• Exercise description: Copy out all the data, word for word.

• Data excerpts:
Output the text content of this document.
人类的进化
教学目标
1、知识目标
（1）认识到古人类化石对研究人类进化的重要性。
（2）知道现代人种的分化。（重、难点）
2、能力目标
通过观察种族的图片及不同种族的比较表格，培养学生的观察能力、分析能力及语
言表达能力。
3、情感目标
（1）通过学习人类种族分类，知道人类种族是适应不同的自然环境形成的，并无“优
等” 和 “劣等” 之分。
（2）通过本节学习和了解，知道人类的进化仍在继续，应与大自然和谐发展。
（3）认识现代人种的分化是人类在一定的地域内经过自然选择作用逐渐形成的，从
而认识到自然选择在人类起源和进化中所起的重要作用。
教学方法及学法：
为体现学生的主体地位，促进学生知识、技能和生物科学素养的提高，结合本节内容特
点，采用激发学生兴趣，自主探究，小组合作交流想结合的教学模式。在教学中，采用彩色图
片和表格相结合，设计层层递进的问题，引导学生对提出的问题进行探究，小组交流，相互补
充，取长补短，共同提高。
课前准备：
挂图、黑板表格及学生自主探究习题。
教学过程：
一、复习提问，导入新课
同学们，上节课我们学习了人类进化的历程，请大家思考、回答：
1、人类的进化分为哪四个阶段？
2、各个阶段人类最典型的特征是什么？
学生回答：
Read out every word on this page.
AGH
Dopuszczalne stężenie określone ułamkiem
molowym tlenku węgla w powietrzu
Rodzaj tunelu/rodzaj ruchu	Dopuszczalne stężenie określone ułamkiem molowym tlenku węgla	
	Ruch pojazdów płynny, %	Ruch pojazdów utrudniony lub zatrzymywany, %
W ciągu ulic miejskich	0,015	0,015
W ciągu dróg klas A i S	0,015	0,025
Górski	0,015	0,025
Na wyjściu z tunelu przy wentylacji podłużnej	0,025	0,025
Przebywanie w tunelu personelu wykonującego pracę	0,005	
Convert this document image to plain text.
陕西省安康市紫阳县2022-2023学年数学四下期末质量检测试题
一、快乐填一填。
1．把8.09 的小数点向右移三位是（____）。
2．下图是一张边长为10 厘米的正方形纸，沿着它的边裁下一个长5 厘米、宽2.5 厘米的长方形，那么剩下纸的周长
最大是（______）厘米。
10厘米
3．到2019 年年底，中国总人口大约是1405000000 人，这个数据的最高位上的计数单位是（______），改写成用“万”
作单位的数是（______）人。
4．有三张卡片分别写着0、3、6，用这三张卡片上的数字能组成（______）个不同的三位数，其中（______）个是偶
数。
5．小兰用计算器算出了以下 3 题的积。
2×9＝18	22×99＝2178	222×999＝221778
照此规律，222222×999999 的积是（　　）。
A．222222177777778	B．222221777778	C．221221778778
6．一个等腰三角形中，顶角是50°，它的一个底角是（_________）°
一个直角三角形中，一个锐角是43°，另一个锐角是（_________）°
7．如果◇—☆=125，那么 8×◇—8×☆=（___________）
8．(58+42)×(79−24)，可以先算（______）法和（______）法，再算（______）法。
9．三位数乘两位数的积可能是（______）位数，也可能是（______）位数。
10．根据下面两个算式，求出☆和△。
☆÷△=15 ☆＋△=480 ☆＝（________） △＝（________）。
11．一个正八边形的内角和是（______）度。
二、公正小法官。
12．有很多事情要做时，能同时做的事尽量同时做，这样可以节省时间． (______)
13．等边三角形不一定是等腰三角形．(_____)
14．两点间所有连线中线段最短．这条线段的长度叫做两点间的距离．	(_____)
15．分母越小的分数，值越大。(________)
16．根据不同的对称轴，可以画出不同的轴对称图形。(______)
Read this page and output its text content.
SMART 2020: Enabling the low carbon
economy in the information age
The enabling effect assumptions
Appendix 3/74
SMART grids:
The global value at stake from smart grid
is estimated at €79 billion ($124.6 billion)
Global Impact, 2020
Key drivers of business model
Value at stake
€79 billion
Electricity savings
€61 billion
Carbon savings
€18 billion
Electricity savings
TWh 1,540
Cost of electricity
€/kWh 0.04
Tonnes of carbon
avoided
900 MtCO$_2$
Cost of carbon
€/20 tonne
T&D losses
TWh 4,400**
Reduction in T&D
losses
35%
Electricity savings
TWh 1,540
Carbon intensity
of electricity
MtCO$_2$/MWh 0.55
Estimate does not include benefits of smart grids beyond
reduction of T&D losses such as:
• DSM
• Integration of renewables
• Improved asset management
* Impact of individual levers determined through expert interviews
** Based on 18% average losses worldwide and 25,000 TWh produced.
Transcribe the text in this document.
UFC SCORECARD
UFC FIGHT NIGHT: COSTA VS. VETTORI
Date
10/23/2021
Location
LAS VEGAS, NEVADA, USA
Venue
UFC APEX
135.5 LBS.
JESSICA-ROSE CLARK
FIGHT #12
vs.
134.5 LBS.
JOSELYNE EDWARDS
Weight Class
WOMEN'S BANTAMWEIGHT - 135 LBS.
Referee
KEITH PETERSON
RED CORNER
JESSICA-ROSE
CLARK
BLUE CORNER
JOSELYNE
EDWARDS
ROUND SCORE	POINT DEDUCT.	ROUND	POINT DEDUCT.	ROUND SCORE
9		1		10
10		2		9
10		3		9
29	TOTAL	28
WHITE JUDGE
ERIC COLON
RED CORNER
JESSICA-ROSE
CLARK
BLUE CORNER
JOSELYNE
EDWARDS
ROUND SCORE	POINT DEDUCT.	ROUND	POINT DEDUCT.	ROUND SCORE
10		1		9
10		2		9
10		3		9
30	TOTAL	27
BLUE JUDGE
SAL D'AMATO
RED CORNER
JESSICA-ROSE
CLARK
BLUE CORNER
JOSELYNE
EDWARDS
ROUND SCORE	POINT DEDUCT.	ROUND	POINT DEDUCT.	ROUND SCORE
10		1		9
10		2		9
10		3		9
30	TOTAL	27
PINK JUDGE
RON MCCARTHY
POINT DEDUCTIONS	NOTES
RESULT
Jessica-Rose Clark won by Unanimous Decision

• Result of this task:
Output the text content of this document.
人类的进化
教学目标
1、知识目标
（1）认识到古人类化石对研究人类进化的重要性。
（2）知道现代人种的分化。（重、难点）
2、能力目标
通过观察种族的图片及不同种族的比较表格，培养学生的观察能力、分析能力及语
言表达能力。
3、情感目标
（1）通过学习人类种族分类，知道人类种族是适应不同的自然环境形成的，并无“优
等” 和 “劣等” 之分。
（2）通过本节学习和了解，知道人类的进化仍在继续，应与大自然和谐发展。
（3）认识现代人种的分化是人类在一定的地域内经过自然选择作用逐渐形成的，从
而认识到自然选择在人类起源和进化中所起的重要作用。
教学方法及学法：
为体现学生的主体地位，促进学生知识、技能和生物科学素养的提高，结合本节内容特
点，采用激发学生兴趣，自主探究，小组合作交流想结合的教学模式。在教学中，采用彩色图
片和表格相结合，设计层层递进的问题，引导学生对提出的问题进行探究，小组交流，相互补
充，取长补短，共同提高。
课前准备：
挂图、黑板表格及学生自主探究习题。
教学过程：
一、复习提问，导入新课
同学们，上节课我们学习了人类进化的历程，请大家思考、回答：
1、人类的进化分为哪四个阶段？
2、各个阶段人类最典型的特征是什么？
学生回答：
Read out every word on this page.
AGH
Dopuszczalne stężenie określone ułamkiem
molowym tlenku węgla w powietrzu
Rodzaj tunelu/rodzaj ruchu	Dopuszczalne stężenie określone ułamkiem molowym tlenku węgla	
	Ruch pojazdów płynny, %	Ruch pojazdów utrudniony lub zatrzymywany, %
W ciągu ulic miejskich	0,015	0,015
W ciągu dróg klas A i S	0,015	0,025
Górski	0,015	0,025
Na wyjściu z tunelu przy wentylacji podłużnej	0,025	0,025
Przebywanie w tunelu personelu wykonującego pracę	0,005	
Convert this document image to plain text.
陕西省安康市紫阳县2022-2023学年数学四下期末质量检测试题
一、快乐填一填。
1．把8.09 的小数点向右移三位是（____）。
2．下图是一张边长为10 厘米的正方形纸，沿着它的边裁下一个长5 厘米、宽2.5 厘米的长方形，那么剩下纸的周长
最大是（______）厘米。
10厘米
3．到2019 年年底，中国总人口大约是1405000000 人，这个数据的最高位上的计数单位是（______），改写成用“万”
作单位的数是（______）人。
4．有三张卡片分别写着0、3、6，用这三张卡片上的数字能组成（______）个不同的三位数，其中（______）个是偶
数。
5．小兰用计算器算出了以下 3 题的积。
2×9＝18	22×99＝2178	222×999＝221778
照此规律，222222×999999 的积是（　　）。
A．222222177777778	B．222221777778	C．221221778778
6．一个等腰三角形中，顶角是50°，它的一个底角是（_________）°
一个直角三角形中，一个锐角是43°，另一个锐角是（_________）°
7．如果◇—☆=125，那么 8×◇—8×☆=（___________）
8．(58+42)×(79−24)，可以先算（______）法和（______）法，再算（______）法。
9．三位数乘两位数的积可能是（______）位数，也可能是（______）位数。
10．根据下面两个算式，求出☆和△。
☆÷△=15 ☆＋△=480 ☆＝（________） △＝（________）。
11．一个正八边形的内角和是（______）度。
二、公正小法官。
12．有很多事情要做时，能同时做的事尽量同时做，这样可以节省时间． (______)
13．等边三角形不一定是等腰三角形．(_____)
14．两点间所有连线中线段最短．这条线段的长度叫做两点间的距离．	(_____)
15．分母越小的分数，值越大。(________)
16．根据不同的对称轴，可以画出不同的轴对称图形。(______)
Read this page and output its text content.
SMART 2020: Enabling the low carbon
economy in the information age
The enabling effect assumptions
Appendix 3/74
SMART grids:
The global value at stake from smart grid
is estimated at €79 billion ($124.6 billion)
Global Impact, 2020
Key drivers of business model
Value at stake
€79 billion
Electricity savings
€61 billion
Carbon savings
€18 billion
Electricity savings
TWh 1,540
Cost of electricity
€/kWh 0.04
Tonnes of carbon
avoided
900 MtCO$_2$
Cost of carbon
€/20 tonne
T&D losses
TWh 4,400**
Reduction in T&D
losses
35%
Electricity savings
TWh 1,540
Carbon intensity
of electricity
MtCO$_2$/MWh 0.55
Estimate does not include benefits of smart grids beyond
reduction of T&D losses such as:
• DSM
• Integration of renewables
• Improved asset management
* Impact of individual levers determined through expert interviews
** Based on 18% average losses worldwide and 25,000 TWh produced.
Transcribe the text in this document.
UFC SCORECARD
UFC FIGHT NIGHT: COSTA VS. VETTORI
Date
10/23/2021
Location
LAS VEGAS, NEVADA, USA
Venue
UFC APEX
135.5 LBS.
JESSICA-ROSE CLARK
FIGHT #12
vs.
134.5 LBS.
JOSELYNE EDWARDS
Weight Class
WOMEN'S BANTAMWEIGHT - 135 LBS.
Referee
KEITH PETERSON
RED CORNER
JESSICA-ROSE
CLARK
BLUE CORNER
JOSELYNE
EDWARDS
ROUND SCORE	POINT DEDUCT.	ROUND	POINT DEDUCT.	ROUND SCORE
9		1		10
10		2		9
10		3		9
29	TOTAL	28
WHITE JUDGE
ERIC COLON
RED CORNER
JESSICA-ROSE
CLARK
BLUE CORNER
JOSELYNE
EDWARDS
ROUND SCORE	POINT DEDUCT.	ROUND	POINT DEDUCT.	ROUND SCORE
10		1		9
10		2		9
10		3		9
30	TOTAL	27
BLUE JUDGE
SAL D'AMATO
RED CORNER
JESSICA-ROSE
CLARK
BLUE CORNER
JOSELYNE
EDWARDS
ROUND SCORE	POINT DEDUCT.	ROUND	POINT DEDUCT.	ROUND SCORE
10		1		9
10		2		9
10		3		9
30	TOTAL	27
PINK JUDGE
RON MCCARTHY
POINT DEDUCTIONS	NOTES
RESULT
Jessica-Rose Clark won by Unanimous Decision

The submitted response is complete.